*What you are asked to do*
Lines containing the word "ponderum" should be extracted in full.

Extracted data entries:
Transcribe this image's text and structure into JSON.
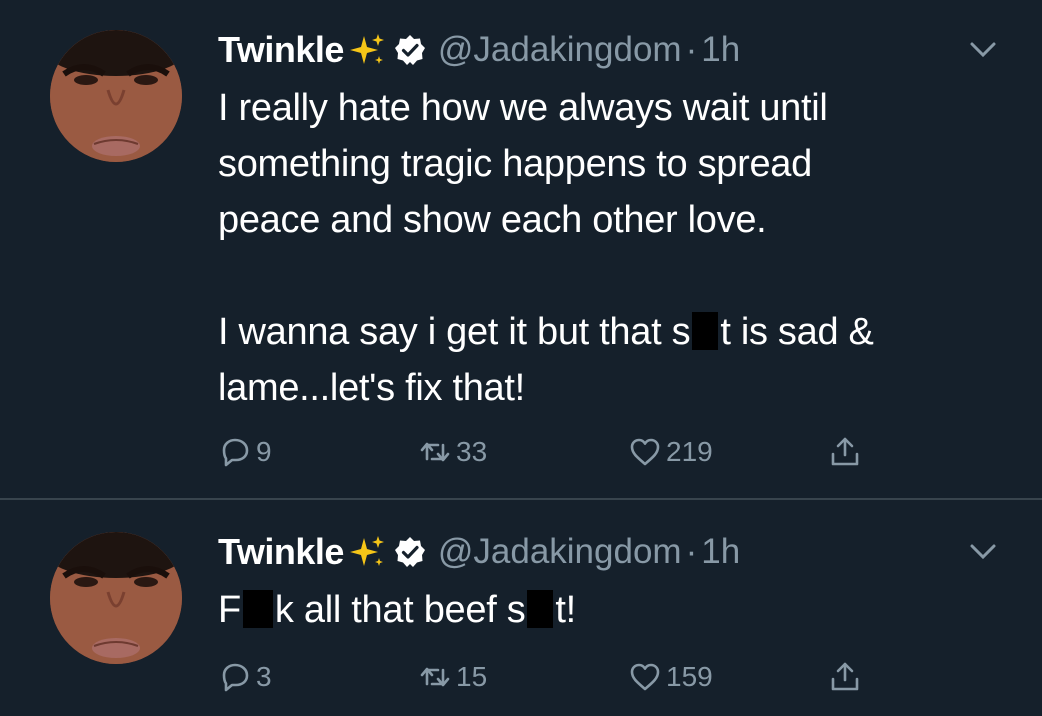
{
  "tweets": [
    {
      "display_name": "Twinkle",
      "handle": "@Jadakingdom",
      "separator": "·",
      "time": "1h",
      "text_line1": "I really hate how we always wait until",
      "text_line2": "something tragic happens to spread",
      "text_line3": "peace and show each other love.",
      "text_p2_a": "I wanna say i get it but that s",
      "text_p2_b": "t is sad &",
      "text_p2_line2": "lame...let's fix that!",
      "replies": "9",
      "retweets": "33",
      "likes": "219"
    },
    {
      "display_name": "Twinkle",
      "handle": "@Jadakingdom",
      "separator": "·",
      "time": "1h",
      "text_a": "F",
      "text_b": "k all that beef s",
      "text_c": "t!",
      "replies": "3",
      "retweets": "15",
      "likes": "159"
    }
  ],
  "icons": {
    "sparkle": "sparkles-emoji",
    "verified": "verified-badge-icon",
    "menu": "chevron-down-icon",
    "reply": "reply-icon",
    "retweet": "retweet-icon",
    "like": "heart-icon",
    "share": "share-icon"
  },
  "colors": {
    "background": "#15202b",
    "divider": "#38444d",
    "secondary_text": "#8899a6",
    "sparkle": "#f5c518"
  }
}
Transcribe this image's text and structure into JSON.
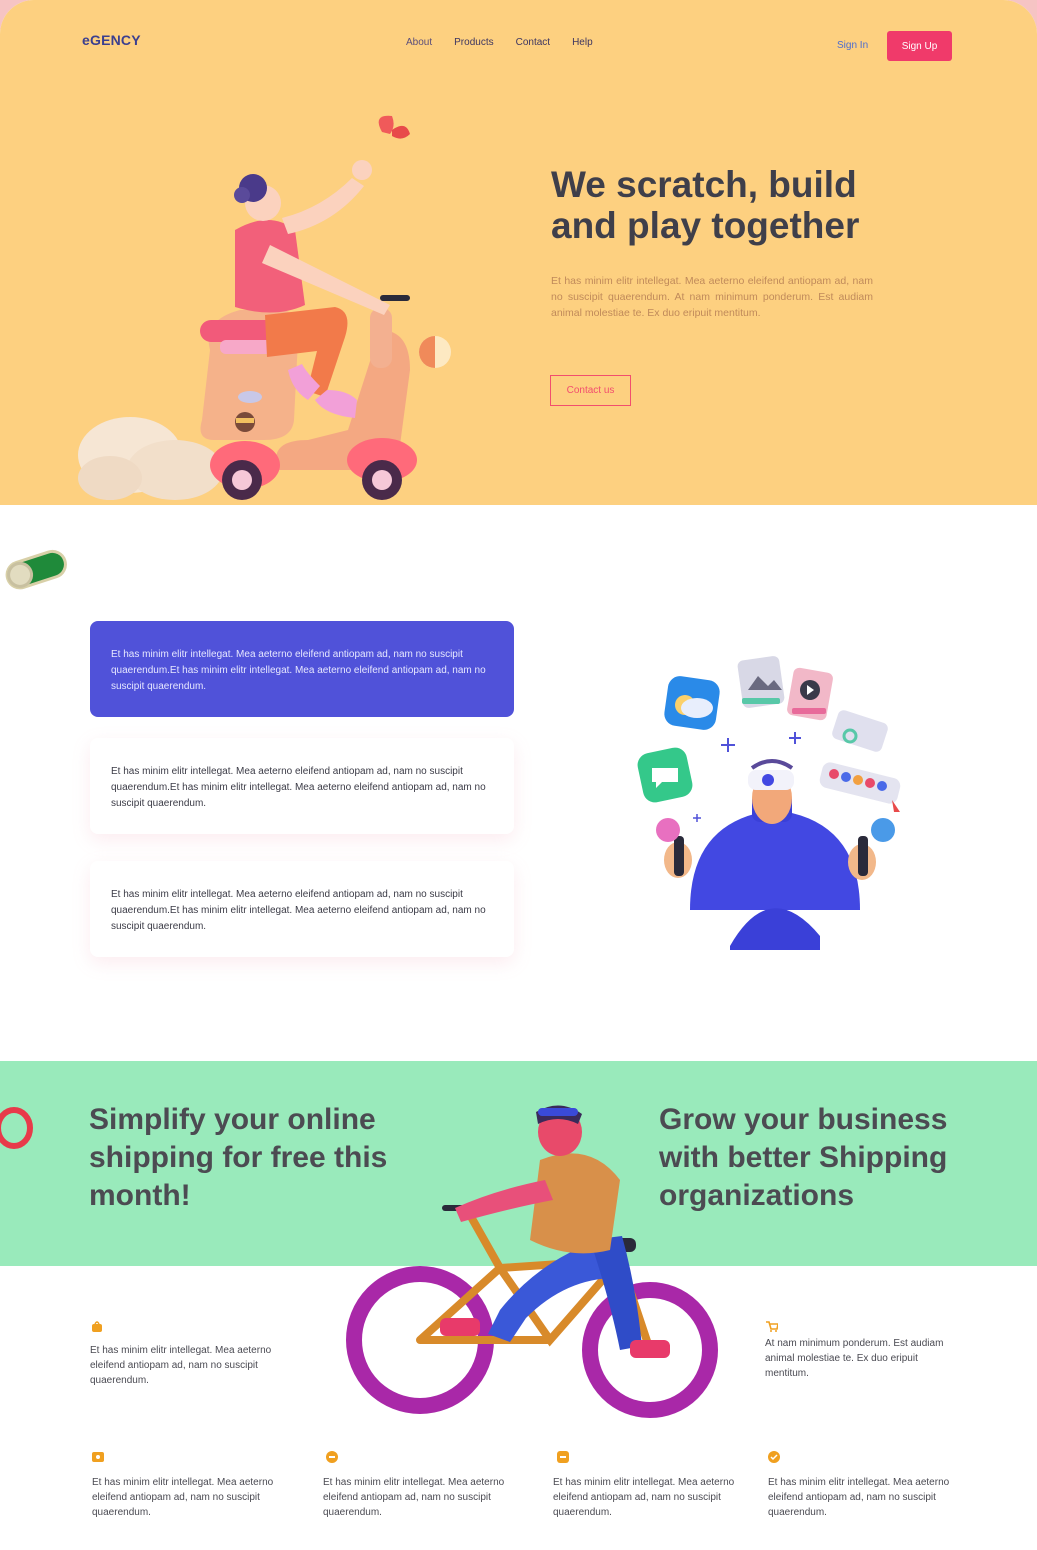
{
  "header": {
    "logo": "eGENCY",
    "nav": [
      "About",
      "Products",
      "Contact",
      "Help"
    ],
    "sign_in": "Sign In",
    "sign_up": "Sign Up"
  },
  "hero": {
    "title": "We scratch, build and play together",
    "text": "Et has minim elitr intellegat. Mea aeterno eleifend antiopam ad, nam no suscipit quaerendum. At nam minimum ponderum. Est audiam animal molestiae te. Ex duo eripuit mentitum.",
    "cta": "Contact us"
  },
  "features_cards": [
    "Et has minim elitr intellegat. Mea aeterno eleifend antiopam ad, nam no suscipit quaerendum.Et has minim elitr intellegat. Mea aeterno eleifend antiopam ad, nam no suscipit quaerendum.",
    "Et has minim elitr intellegat. Mea aeterno eleifend antiopam ad, nam no suscipit quaerendum.Et has minim elitr intellegat. Mea aeterno eleifend antiopam ad, nam no suscipit quaerendum.",
    "Et has minim elitr intellegat. Mea aeterno eleifend antiopam ad, nam no suscipit quaerendum.Et has minim elitr intellegat. Mea aeterno eleifend antiopam ad, nam no suscipit quaerendum."
  ],
  "shipping": {
    "left_heading": "Simplify your online shipping for free this month!",
    "right_heading": "Grow your business with better Shipping organizations",
    "items": [
      {
        "icon": "bag-icon",
        "text": "Et has minim elitr intellegat. Mea aeterno eleifend antiopam ad, nam no suscipit quaerendum."
      },
      {
        "icon": "cart-icon",
        "text": "At nam minimum ponderum. Est audiam animal molestiae te. Ex duo eripuit mentitum."
      },
      {
        "icon": "ticket-icon",
        "text": "Et has minim elitr intellegat. Mea aeterno eleifend antiopam ad, nam no suscipit quaerendum."
      },
      {
        "icon": "chat-icon",
        "text": "Et has minim elitr intellegat. Mea aeterno eleifend antiopam ad, nam no suscipit quaerendum."
      },
      {
        "icon": "box-icon",
        "text": "Et has minim elitr intellegat. Mea aeterno eleifend antiopam ad, nam no suscipit quaerendum."
      },
      {
        "icon": "badge-icon",
        "text": "Et has minim elitr intellegat. Mea aeterno eleifend antiopam ad, nam no suscipit quaerendum."
      }
    ]
  },
  "colors": {
    "hero_bg": "#fdd080",
    "accent_pink": "#f03a6a",
    "card_blue": "#5052d9",
    "green_band": "#99eabb",
    "icon_orange": "#f0a020"
  }
}
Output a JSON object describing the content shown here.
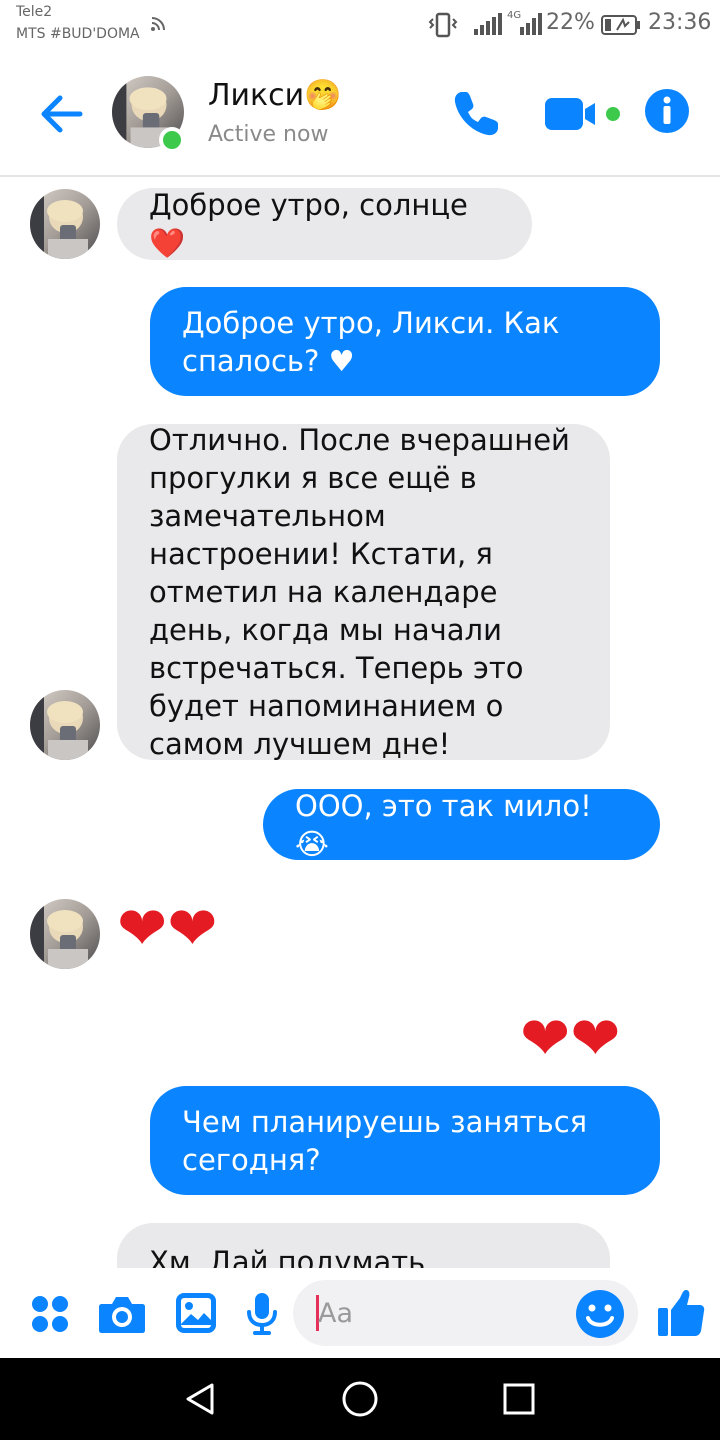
{
  "status_bar": {
    "carrier_1": "Tele2",
    "carrier_2": "MTS #BUD'DOMA",
    "network_type": "4G",
    "battery_percent": "22%",
    "battery_level": 0.22,
    "time": "23:36"
  },
  "header": {
    "contact_name": "Ликси🤭",
    "contact_status": "Active now"
  },
  "messages": [
    {
      "from": "contact",
      "text": "Доброе утро, солнце ❤️"
    },
    {
      "from": "me",
      "text": "Доброе утро, Ликси. Как спалось? ♥"
    },
    {
      "from": "contact",
      "text": "Отлично. После вчерашней прогулки я все ещё в замечательном настроении! Кстати, я отметил на календаре день, когда мы начали встречаться. Теперь это будет напоминанием о самом лучшем дне!"
    },
    {
      "from": "me",
      "text": "ООО, это так мило! 😭"
    },
    {
      "from": "contact",
      "text": "❤❤"
    },
    {
      "from": "me",
      "text": "❤❤"
    },
    {
      "from": "me",
      "text": "Чем планируешь заняться сегодня?"
    },
    {
      "from": "contact",
      "text": "Хм. Дай подумать"
    }
  ],
  "composer": {
    "placeholder": "Aa"
  },
  "icons": {
    "back": "arrow-left-icon",
    "call": "phone-icon",
    "video": "video-camera-icon",
    "info": "info-icon",
    "apps": "grid-dots-icon",
    "camera": "camera-icon",
    "gallery": "image-icon",
    "mic": "microphone-icon",
    "emoji": "smiley-icon",
    "like": "thumbs-up-icon"
  },
  "colors": {
    "accent": "#0a84ff",
    "incoming_bubble": "#e9e9eb",
    "online": "#3dc94c",
    "heart": "#e51b23"
  }
}
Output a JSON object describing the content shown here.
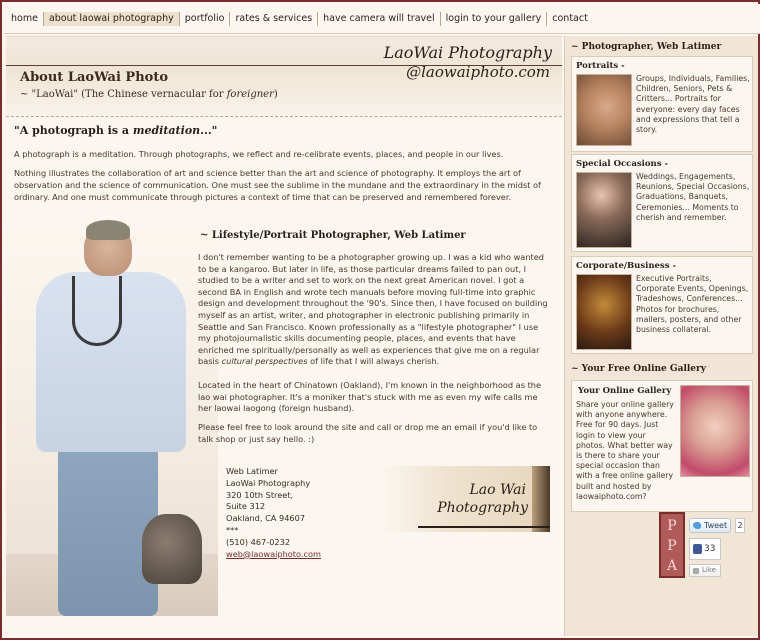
{
  "nav": {
    "items": [
      "home",
      "about laowai photography",
      "portfolio",
      "rates & services",
      "have camera will travel",
      "login to your gallery",
      "contact"
    ],
    "active_index": 1
  },
  "header": {
    "brand_title": "LaoWai Photography",
    "brand_handle": "@laowaiphoto.com",
    "page_title": "About LaoWai Photo",
    "subtitle_prefix": "~ \"LaoWai\" (The Chinese vernacular for ",
    "subtitle_italic": "foreigner",
    "subtitle_suffix": ")"
  },
  "intro": {
    "quote_prefix": "\"A photograph is a ",
    "quote_italic": "meditation",
    "quote_suffix": "...\"",
    "para1": "A photograph is a meditation. Through photographs, we reflect and re-celibrate events, places, and people in our lives.",
    "para2": "Nothing illustrates the collaboration of art and science better than the art and science of photography. It employs the art of observation and the science of communication. One must see the sublime in the mundane and the extraordinary in the midst of ordinary. And one must communicate through pictures a context of time that can be preserved and remembered forever."
  },
  "bio": {
    "heading": "~ Lifestyle/Portrait Photographer, Web Latimer",
    "p1_a": "I don't remember wanting to be a photographer growing up. I was a kid who wanted to be a kangaroo. But later in life, as those particular dreams failed to pan out, I studied to be a writer and set to work on the next great American novel. I got a second BA in English and wrote tech manuals before moving full-time into graphic design and development throughout the '90's. Since then, I have focused on building myself as an artist, writer, and photographer in electronic publishing primarily in Seattle and San Francisco. Known professionally as a \"lifestyle photographer\" I use my photojournalistic skills documenting people, places, and events that have enriched me spiritually/personally as well as experiences that give me on a regular basis ",
    "p1_italic": "cultural perspectives",
    "p1_b": " of life that I will always cherish.",
    "p2": "Located in the heart of Chinatown (Oakland), I'm known in the neighborhood as the lao wai photographer. It's a moniker that's stuck with me as even my wife calls me her laowai laogong (foreign husband).",
    "p3": "Please feel free to look around the site and call or drop me an email if you'd like to talk shop or just say hello. :)"
  },
  "address": {
    "name": "Web Latimer",
    "company": "LaoWai Photography",
    "street": "320 10th Street,",
    "suite": "Suite 312",
    "city": "Oakland, CA 94607",
    "sep": "***",
    "phone": "(510) 467-0232",
    "email": "web@laowaiphoto.com"
  },
  "logo": {
    "line1": "Lao Wai",
    "line2": "Photography"
  },
  "sidebar": {
    "heading1": "~ Photographer, Web Latimer",
    "cards": [
      {
        "title": "Portraits -",
        "text": "Groups, Individuals, Families, Children, Seniors, Pets & Critters... Portraits for everyone: every day faces and expressions that tell a story.",
        "thumb": "thumb-portrait"
      },
      {
        "title": "Special Occasions -",
        "text": "Weddings, Engagements, Reunions, Special Occasions, Graduations, Banquets, Ceremonies... Moments to cherish and remember.",
        "thumb": "thumb-wedding"
      },
      {
        "title": "Corporate/Business -",
        "text": "Executive Portraits, Corporate Events, Openings, Tradeshows, Conferences... Photos for brochures, mailers, posters, and other business collateral.",
        "thumb": "thumb-corp"
      }
    ],
    "heading2": "~ Your Free Online Gallery",
    "gallery": {
      "title": "Your Online Gallery",
      "text": "Share your online gallery with anyone anywhere. Free for 90 days. Just login to view your photos. What better way is there to share your special occasion than with a free online gallery built and hosted by laowaiphoto.com?"
    },
    "ppa": "PPA",
    "tweet_label": "Tweet",
    "tweet_count": "2",
    "fb_count": "33",
    "fb_like_label": "Like"
  },
  "colors": {
    "frame": "#7b2c2c",
    "accent": "#7b2c2c",
    "bg": "#fbf7f0",
    "sidebar": "#f1e6d5"
  }
}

*Result*
    "text": "Et has minim elitr intellegat. Mea aeterno eleifend antiopam ad, nam no suscipit quaerendum. At nam minimum ponderum. Est audiam animal molestiae te. Ex duo eripuit mentitum.",
        "text": "At nam minimum ponderum. Est audiam animal molestiae te. Ex duo eripuit mentitum."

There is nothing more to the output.